• **Problem statement**
What is the number of lines in these entries that include "grid"? Write that number and no other text.

• **Extracted information**
------------------------------------------------------------

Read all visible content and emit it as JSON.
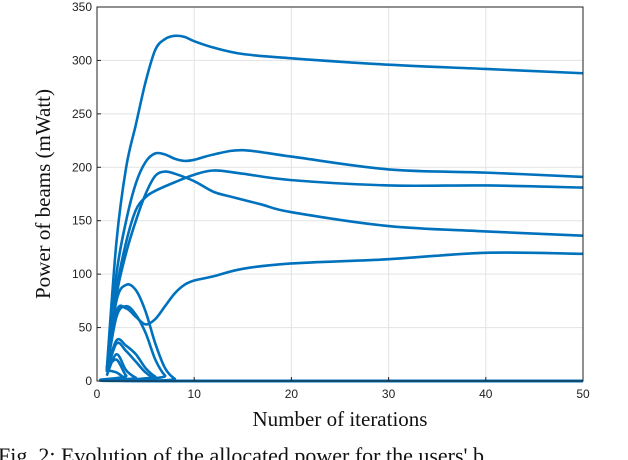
{
  "chart_data": {
    "type": "line",
    "xlabel": "Number of iterations",
    "ylabel": "Power of beams (mWatt)",
    "xlim": [
      0,
      50
    ],
    "ylim": [
      0,
      350
    ],
    "xticks": [
      0,
      10,
      20,
      30,
      40,
      50
    ],
    "yticks": [
      0,
      50,
      100,
      150,
      200,
      250,
      300,
      350
    ],
    "grid": true,
    "line_color": "#0072BD",
    "series": [
      {
        "x": [
          1,
          2,
          3,
          4,
          5,
          6,
          7,
          8,
          9,
          10,
          12,
          15,
          20,
          30,
          40,
          50
        ],
        "y": [
          10,
          130,
          200,
          240,
          280,
          310,
          320,
          323,
          322,
          318,
          312,
          306,
          302,
          296,
          292,
          288
        ]
      },
      {
        "x": [
          1,
          2,
          3,
          4,
          5,
          6,
          7,
          8,
          9,
          10,
          12,
          15,
          20,
          30,
          40,
          50
        ],
        "y": [
          10,
          100,
          150,
          185,
          205,
          213,
          212,
          208,
          206,
          207,
          212,
          216,
          210,
          198,
          195,
          191
        ]
      },
      {
        "x": [
          1,
          2,
          3,
          4,
          5,
          6,
          7,
          8,
          10,
          12,
          14,
          17,
          20,
          30,
          40,
          50
        ],
        "y": [
          10,
          80,
          120,
          150,
          175,
          192,
          196,
          194,
          187,
          177,
          172,
          165,
          158,
          145,
          140,
          136
        ]
      },
      {
        "x": [
          1,
          2,
          3,
          4,
          5,
          6,
          8,
          10,
          12,
          15,
          20,
          30,
          40,
          50
        ],
        "y": [
          10,
          85,
          130,
          160,
          172,
          178,
          186,
          193,
          197,
          194,
          188,
          183,
          183,
          181
        ]
      },
      {
        "x": [
          1,
          2,
          3,
          4,
          5,
          6,
          7,
          8,
          9,
          10,
          12,
          15,
          20,
          30,
          40,
          50
        ],
        "y": [
          10,
          65,
          68,
          60,
          53,
          58,
          70,
          82,
          90,
          94,
          98,
          105,
          110,
          114,
          120,
          119
        ]
      },
      {
        "x": [
          1,
          2,
          3,
          4,
          5,
          6,
          7,
          8,
          9,
          50
        ],
        "y": [
          10,
          75,
          90,
          85,
          65,
          35,
          12,
          2,
          0,
          0
        ]
      },
      {
        "x": [
          1,
          2,
          3,
          4,
          5,
          6,
          7,
          8,
          50
        ],
        "y": [
          10,
          60,
          70,
          62,
          45,
          20,
          5,
          0,
          0
        ]
      },
      {
        "x": [
          1,
          2,
          3,
          4,
          5,
          6,
          7,
          50
        ],
        "y": [
          10,
          38,
          33,
          25,
          12,
          4,
          0,
          0
        ]
      },
      {
        "x": [
          1,
          2,
          3,
          4,
          5,
          6,
          7,
          50
        ],
        "y": [
          8,
          35,
          28,
          18,
          8,
          2,
          0,
          0
        ]
      },
      {
        "x": [
          1,
          2,
          3,
          4,
          5,
          50
        ],
        "y": [
          5,
          25,
          10,
          3,
          0,
          0
        ]
      },
      {
        "x": [
          1,
          2,
          3,
          4,
          50
        ],
        "y": [
          12,
          20,
          5,
          0,
          0
        ]
      },
      {
        "x": [
          1,
          2,
          3,
          4,
          50
        ],
        "y": [
          10,
          8,
          2,
          0,
          0
        ]
      }
    ]
  },
  "caption": "Fig. 2: Evolution of the allocated power for the users' b"
}
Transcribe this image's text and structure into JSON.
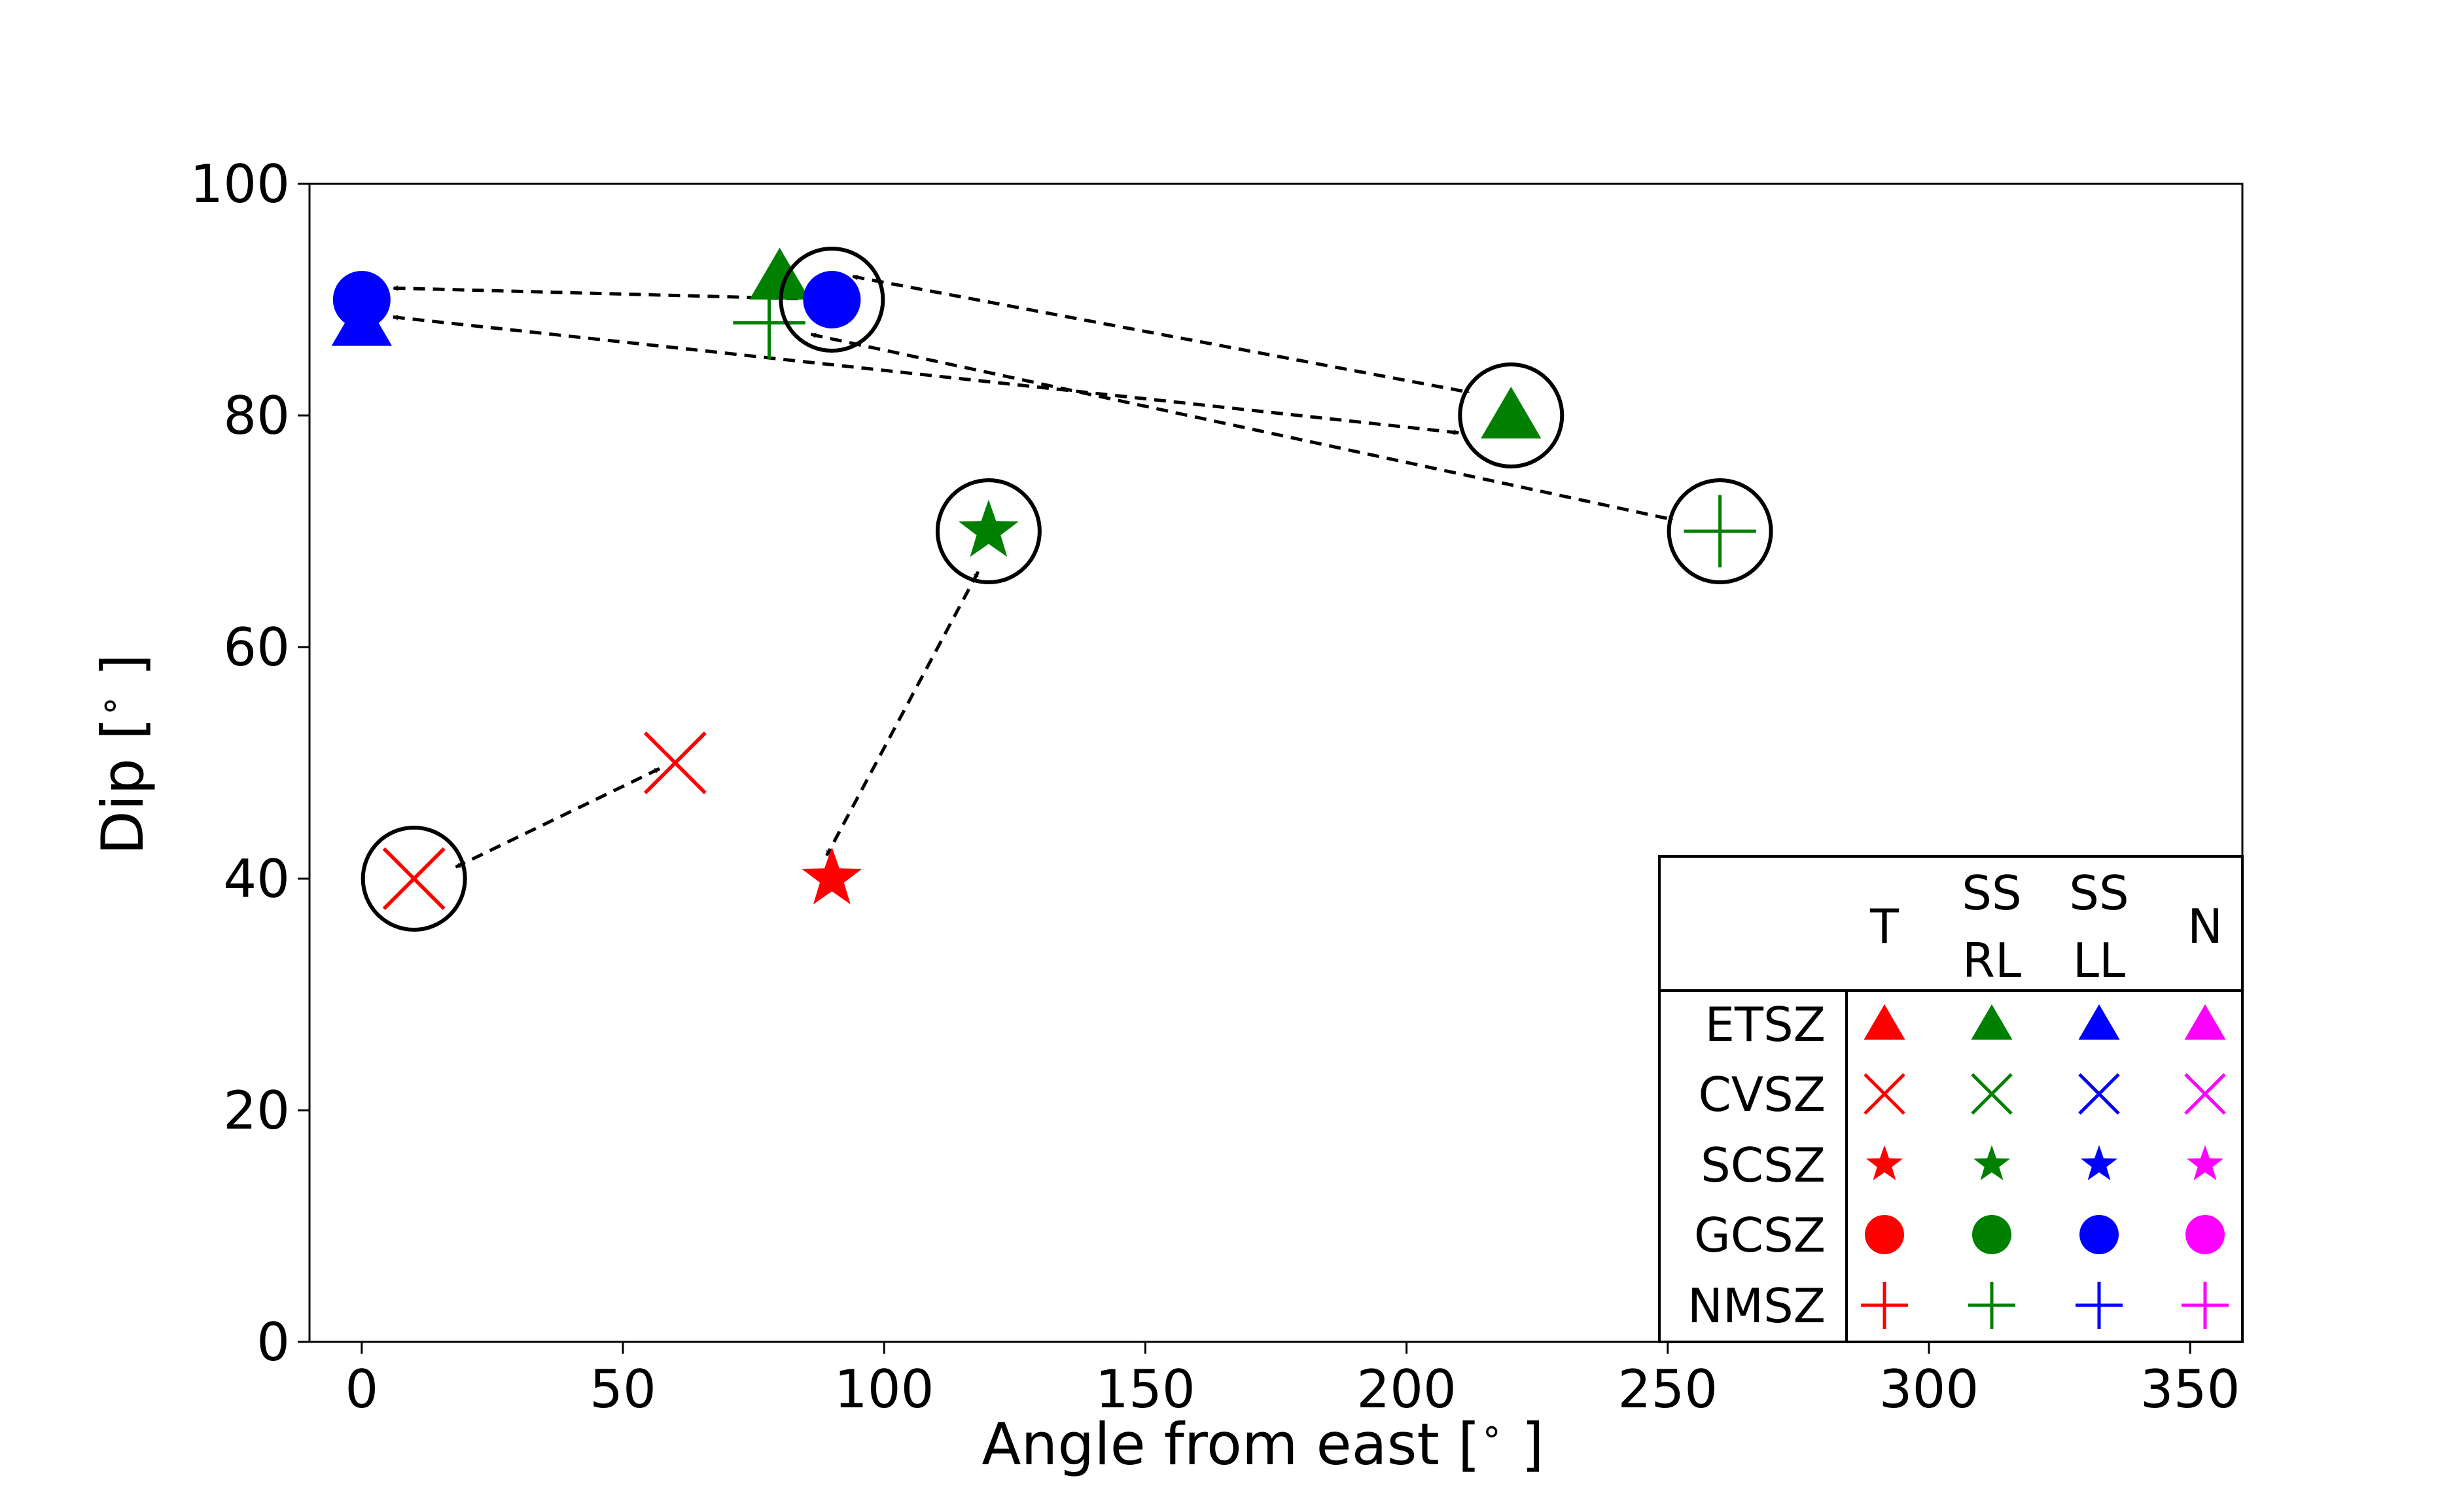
{
  "chart_data": {
    "type": "scatter",
    "xlabel": "Angle from east [$^\\circ$]",
    "xlabel_main": "Angle from east [",
    "xlabel_deg": "∘",
    "xlabel_end": " ]",
    "ylabel_main": "Dip [",
    "ylabel_deg": "∘",
    "ylabel_end": " ]",
    "xlim": [
      -10,
      360
    ],
    "ylim": [
      0,
      100
    ],
    "xticks": [
      0,
      50,
      100,
      150,
      200,
      250,
      300,
      350
    ],
    "yticks": [
      0,
      20,
      40,
      60,
      80,
      100
    ],
    "grid": false,
    "colors": {
      "T": "#ff0000",
      "SS_RL": "#008000",
      "SS_LL": "#0000ff",
      "N": "#ff00ff"
    },
    "points": [
      {
        "zone": "GCSZ",
        "mechanism": "SS LL",
        "marker": "circle",
        "color": "#0000ff",
        "x": 0,
        "y": 90,
        "circled": false
      },
      {
        "zone": "ETSZ",
        "mechanism": "SS LL",
        "marker": "triangle",
        "color": "#0000ff",
        "x": 0,
        "y": 88,
        "circled": false
      },
      {
        "zone": "ETSZ",
        "mechanism": "SS RL",
        "marker": "triangle",
        "color": "#008000",
        "x": 80,
        "y": 92,
        "circled": false
      },
      {
        "zone": "NMSZ",
        "mechanism": "SS RL",
        "marker": "plus",
        "color": "#008000",
        "x": 78,
        "y": 88,
        "circled": false
      },
      {
        "zone": "GCSZ",
        "mechanism": "SS LL",
        "marker": "circle",
        "color": "#0000ff",
        "x": 90,
        "y": 90,
        "circled": true
      },
      {
        "zone": "ETSZ",
        "mechanism": "SS RL",
        "marker": "triangle",
        "color": "#008000",
        "x": 220,
        "y": 80,
        "circled": true
      },
      {
        "zone": "NMSZ",
        "mechanism": "SS RL",
        "marker": "plus",
        "color": "#008000",
        "x": 260,
        "y": 70,
        "circled": true
      },
      {
        "zone": "SCSZ",
        "mechanism": "SS RL",
        "marker": "star",
        "color": "#008000",
        "x": 120,
        "y": 70,
        "circled": true
      },
      {
        "zone": "CVSZ",
        "mechanism": "T",
        "marker": "x",
        "color": "#ff0000",
        "x": 60,
        "y": 50,
        "circled": false
      },
      {
        "zone": "CVSZ",
        "mechanism": "T",
        "marker": "x",
        "color": "#ff0000",
        "x": 10,
        "y": 40,
        "circled": true
      },
      {
        "zone": "SCSZ",
        "mechanism": "T",
        "marker": "star",
        "color": "#ff0000",
        "x": 90,
        "y": 40,
        "circled": false
      }
    ],
    "arrows": [
      {
        "from": [
          91,
          90
        ],
        "to": [
          6,
          91
        ]
      },
      {
        "from": [
          94,
          92
        ],
        "to": [
          212,
          82
        ]
      },
      {
        "from": [
          6,
          88.5
        ],
        "to": [
          210,
          78.5
        ]
      },
      {
        "from": [
          86,
          87
        ],
        "to": [
          251,
          71
        ]
      },
      {
        "from": [
          57,
          49.5
        ],
        "to": [
          18,
          41
        ]
      },
      {
        "from": [
          118,
          66.5
        ],
        "to": [
          89,
          42
        ]
      }
    ],
    "legend": {
      "placement": "lower-right",
      "columns": [
        {
          "line1": "T",
          "line2": ""
        },
        {
          "line1": "SS",
          "line2": "RL"
        },
        {
          "line1": "SS",
          "line2": "LL"
        },
        {
          "line1": "N",
          "line2": ""
        }
      ],
      "column_colors": [
        "#ff0000",
        "#008000",
        "#0000ff",
        "#ff00ff"
      ],
      "rows": [
        {
          "label": "ETSZ",
          "marker": "triangle"
        },
        {
          "label": "CVSZ",
          "marker": "x"
        },
        {
          "label": "SCSZ",
          "marker": "star"
        },
        {
          "label": "GCSZ",
          "marker": "circle"
        },
        {
          "label": "NMSZ",
          "marker": "plus"
        }
      ]
    }
  }
}
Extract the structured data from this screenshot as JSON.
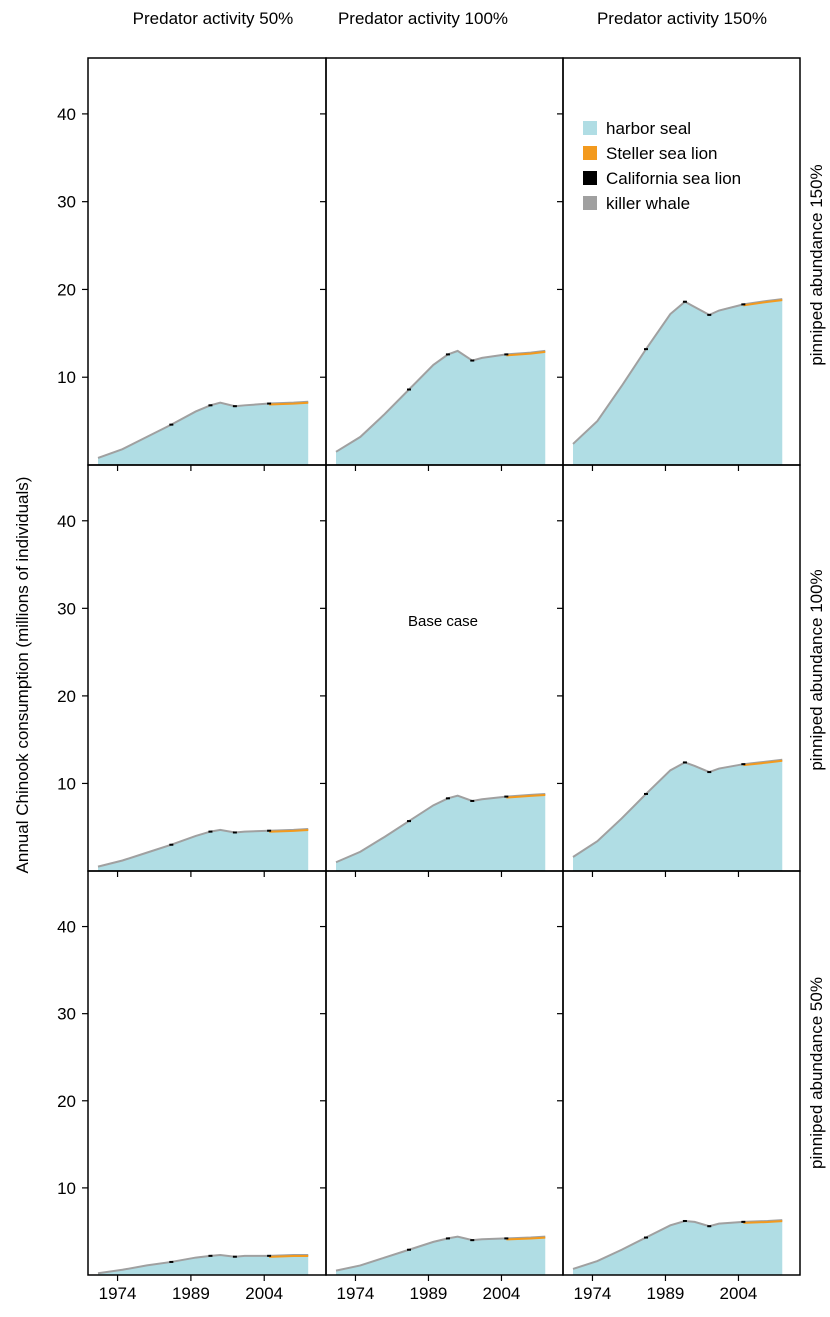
{
  "chart_data": {
    "type": "area",
    "stacked": true,
    "layout": "3x3 facet grid",
    "ylabel": "Annual Chinook consumption (millions of individuals)",
    "xlabel": "",
    "xlim": [
      1970,
      2015
    ],
    "ylim": [
      0,
      45
    ],
    "x_ticks": [
      1974,
      1989,
      2004
    ],
    "y_ticks": [
      10,
      20,
      30,
      40
    ],
    "grid": false,
    "column_labels": [
      "Predator activity 50%",
      "Predator activity 100%",
      "Predator activity 150%"
    ],
    "row_labels": [
      "pinniped abundance 150%",
      "pinniped abundance 100%",
      "pinniped abundance 50%"
    ],
    "legend": {
      "position": "top-right panel, upper area",
      "entries": [
        {
          "label": "harbor seal",
          "color": "#b0dde4"
        },
        {
          "label": "Steller sea lion",
          "color": "#f39a1e"
        },
        {
          "label": "California sea lion",
          "color": "#000000"
        },
        {
          "label": "killer whale",
          "color": "#a0a0a0"
        }
      ]
    },
    "annotation": {
      "text": "Base case",
      "panel": "row 2, column 2"
    },
    "x": [
      1970,
      1975,
      1980,
      1985,
      1990,
      1993,
      1995,
      1998,
      2000,
      2005,
      2010,
      2013
    ],
    "panels": [
      {
        "row": 1,
        "col": 1,
        "total": [
          0.8,
          1.8,
          3.2,
          4.6,
          6.1,
          6.8,
          7.1,
          6.7,
          6.8,
          7.0,
          7.1,
          7.2
        ]
      },
      {
        "row": 1,
        "col": 2,
        "total": [
          1.5,
          3.2,
          5.8,
          8.6,
          11.4,
          12.6,
          13.0,
          11.9,
          12.2,
          12.6,
          12.8,
          13.0
        ]
      },
      {
        "row": 1,
        "col": 3,
        "total": [
          2.4,
          5.0,
          9.0,
          13.2,
          17.2,
          18.6,
          18.0,
          17.1,
          17.6,
          18.3,
          18.7,
          18.9
        ]
      },
      {
        "row": 2,
        "col": 1,
        "total": [
          0.5,
          1.2,
          2.1,
          3.0,
          4.0,
          4.5,
          4.7,
          4.4,
          4.5,
          4.6,
          4.7,
          4.8
        ]
      },
      {
        "row": 2,
        "col": 2,
        "total": [
          1.0,
          2.2,
          3.9,
          5.7,
          7.5,
          8.3,
          8.6,
          8.0,
          8.2,
          8.5,
          8.7,
          8.8
        ]
      },
      {
        "row": 2,
        "col": 3,
        "total": [
          1.6,
          3.4,
          6.0,
          8.8,
          11.5,
          12.4,
          12.0,
          11.3,
          11.7,
          12.2,
          12.5,
          12.7
        ]
      },
      {
        "row": 3,
        "col": 1,
        "total": [
          0.2,
          0.6,
          1.1,
          1.5,
          2.0,
          2.2,
          2.3,
          2.1,
          2.2,
          2.2,
          2.3,
          2.3
        ]
      },
      {
        "row": 3,
        "col": 2,
        "total": [
          0.5,
          1.1,
          2.0,
          2.9,
          3.8,
          4.2,
          4.4,
          4.0,
          4.1,
          4.2,
          4.3,
          4.4
        ]
      },
      {
        "row": 3,
        "col": 3,
        "total": [
          0.7,
          1.6,
          2.9,
          4.3,
          5.7,
          6.2,
          6.1,
          5.6,
          5.9,
          6.1,
          6.2,
          6.3
        ]
      }
    ]
  }
}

------------------------------------------------------------

• **Exercise result**
4